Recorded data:

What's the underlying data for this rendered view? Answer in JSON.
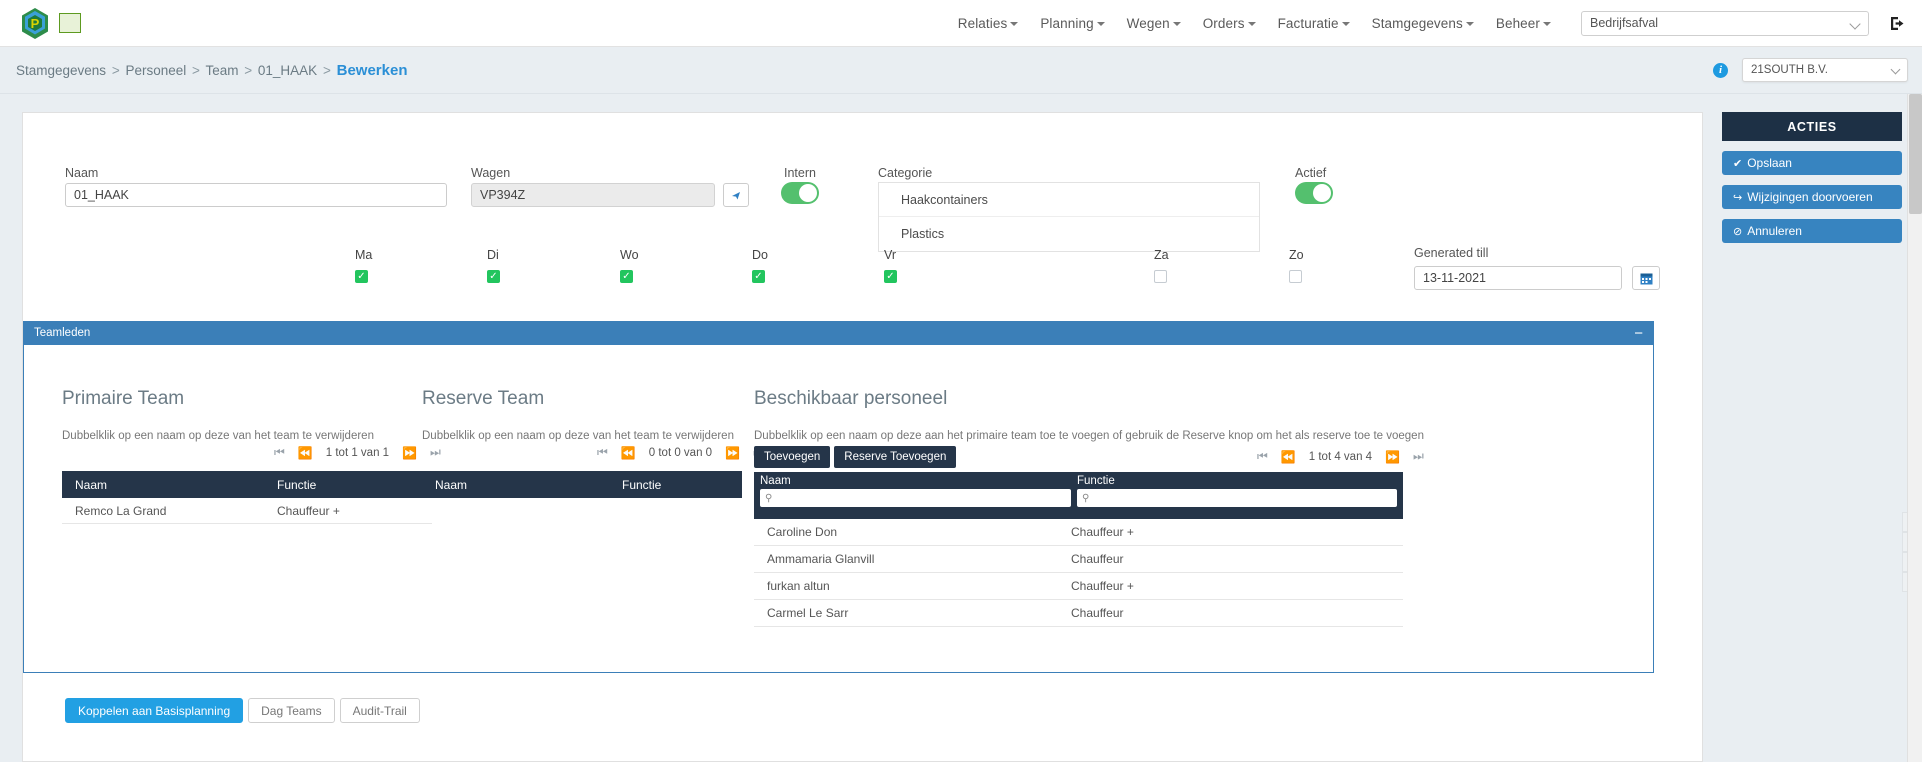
{
  "navbar": {
    "logo_name": "app-logo",
    "menu": [
      {
        "label": "Relaties",
        "has_caret": true
      },
      {
        "label": "Planning",
        "has_caret": true
      },
      {
        "label": "Wegen",
        "has_caret": true
      },
      {
        "label": "Orders",
        "has_caret": true
      },
      {
        "label": "Facturatie",
        "has_caret": true
      },
      {
        "label": "Stamgegevens",
        "has_caret": true
      },
      {
        "label": "Beheer",
        "has_caret": true
      }
    ],
    "company_select": "Bedrijfsafval",
    "logout_icon": "logout-icon"
  },
  "breadcrumb": {
    "part1": "Stamgegevens",
    "part2": "Personeel",
    "part3": "Team",
    "part4": "01_HAAK",
    "current": "Bewerken",
    "separator": ">",
    "info_icon": "i",
    "branch_select": "21SOUTH B.V."
  },
  "actions": {
    "title": "ACTIES",
    "buttons": [
      {
        "label": "Opslaan",
        "icon": "✔"
      },
      {
        "label": "Wijzigingen doorvoeren",
        "icon": "↪"
      },
      {
        "label": "Annuleren",
        "icon": "⊘"
      }
    ]
  },
  "form": {
    "naam_label": "Naam",
    "naam_value": "01_HAAK",
    "wagen_label": "Wagen",
    "wagen_value": "VP394Z",
    "wagen_btn_icon": "✈",
    "intern_label": "Intern",
    "intern_on": true,
    "categorie_label": "Categorie",
    "categorie_items": [
      "Haakcontainers",
      "Plastics"
    ],
    "actief_label": "Actief",
    "actief_on": true,
    "generated_till_label": "Generated till",
    "generated_till_value": "13-11-2021",
    "calendar_icon": "Ὄ5"
  },
  "days": [
    {
      "label": "Ma",
      "checked": true
    },
    {
      "label": "Di",
      "checked": true
    },
    {
      "label": "Wo",
      "checked": true
    },
    {
      "label": "Do",
      "checked": true
    },
    {
      "label": "Vr",
      "checked": true
    },
    {
      "label": "Za",
      "checked": false
    },
    {
      "label": "Zo",
      "checked": false
    }
  ],
  "panel": {
    "title": "Teamleden",
    "collapse_icon": "−"
  },
  "primaire_team": {
    "title": "Primaire Team",
    "hint": "Dubbelklik op een naam op deze van het team te verwijderen",
    "pager": "1 tot 1 van 1",
    "columns": [
      "Naam",
      "Functie"
    ],
    "rows": [
      {
        "naam": "Remco La Grand",
        "functie": "Chauffeur +"
      }
    ]
  },
  "reserve_team": {
    "title": "Reserve Team",
    "hint": "Dubbelklik op een naam op deze van het team te verwijderen",
    "pager": "0 tot 0 van 0",
    "columns": [
      "Naam",
      "Functie"
    ],
    "rows": []
  },
  "beschikbaar": {
    "title": "Beschikbaar personeel",
    "hint": "Dubbelklik op een naam op deze aan het primaire team toe te voegen of gebruik de Reserve knop om het als reserve toe te voegen",
    "btn_toevoegen": "Toevoegen",
    "btn_reserve_toevoegen": "Reserve Toevoegen",
    "pager": "1 tot 4 van 4",
    "columns": [
      "Naam",
      "Functie"
    ],
    "search_icon": "⚲",
    "search_naam": "",
    "search_functie": "",
    "rows": [
      {
        "naam": "Caroline Don",
        "functie": "Chauffeur +"
      },
      {
        "naam": "Ammamaria Glanvill",
        "functie": "Chauffeur"
      },
      {
        "naam": "furkan altun",
        "functie": "Chauffeur +"
      },
      {
        "naam": "Carmel Le Sarr",
        "functie": "Chauffeur"
      }
    ]
  },
  "bottom_buttons": [
    {
      "label": "Koppelen aan Basisplanning",
      "primary": true
    },
    {
      "label": "Dag Teams",
      "primary": false
    },
    {
      "label": "Audit-Trail",
      "primary": false
    }
  ],
  "edge_tools": [
    {
      "name": "chat-icon",
      "glyph": "✉"
    },
    {
      "name": "edit-icon",
      "glyph": "✎"
    },
    {
      "name": "copy-icon",
      "glyph": "❐"
    },
    {
      "name": "share-icon",
      "glyph": "❖"
    }
  ],
  "pager_icons": {
    "first": "⏮",
    "prev": "⏪",
    "next": "⏩",
    "last": "⏭"
  },
  "colors": {
    "accent_blue": "#3784c0",
    "dark_navy": "#253549",
    "panel_blue": "#3b7fb8",
    "green": "#54c06e",
    "link_blue": "#2b8fd6"
  }
}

▶ [Exercise instructions] List every line from the entries above in which "Toevoegen" appears.

▶ [Task result]
    "btn_toevoegen": "Toevoegen",
    "btn_reserve_toevoegen": "Reserve Toevoegen",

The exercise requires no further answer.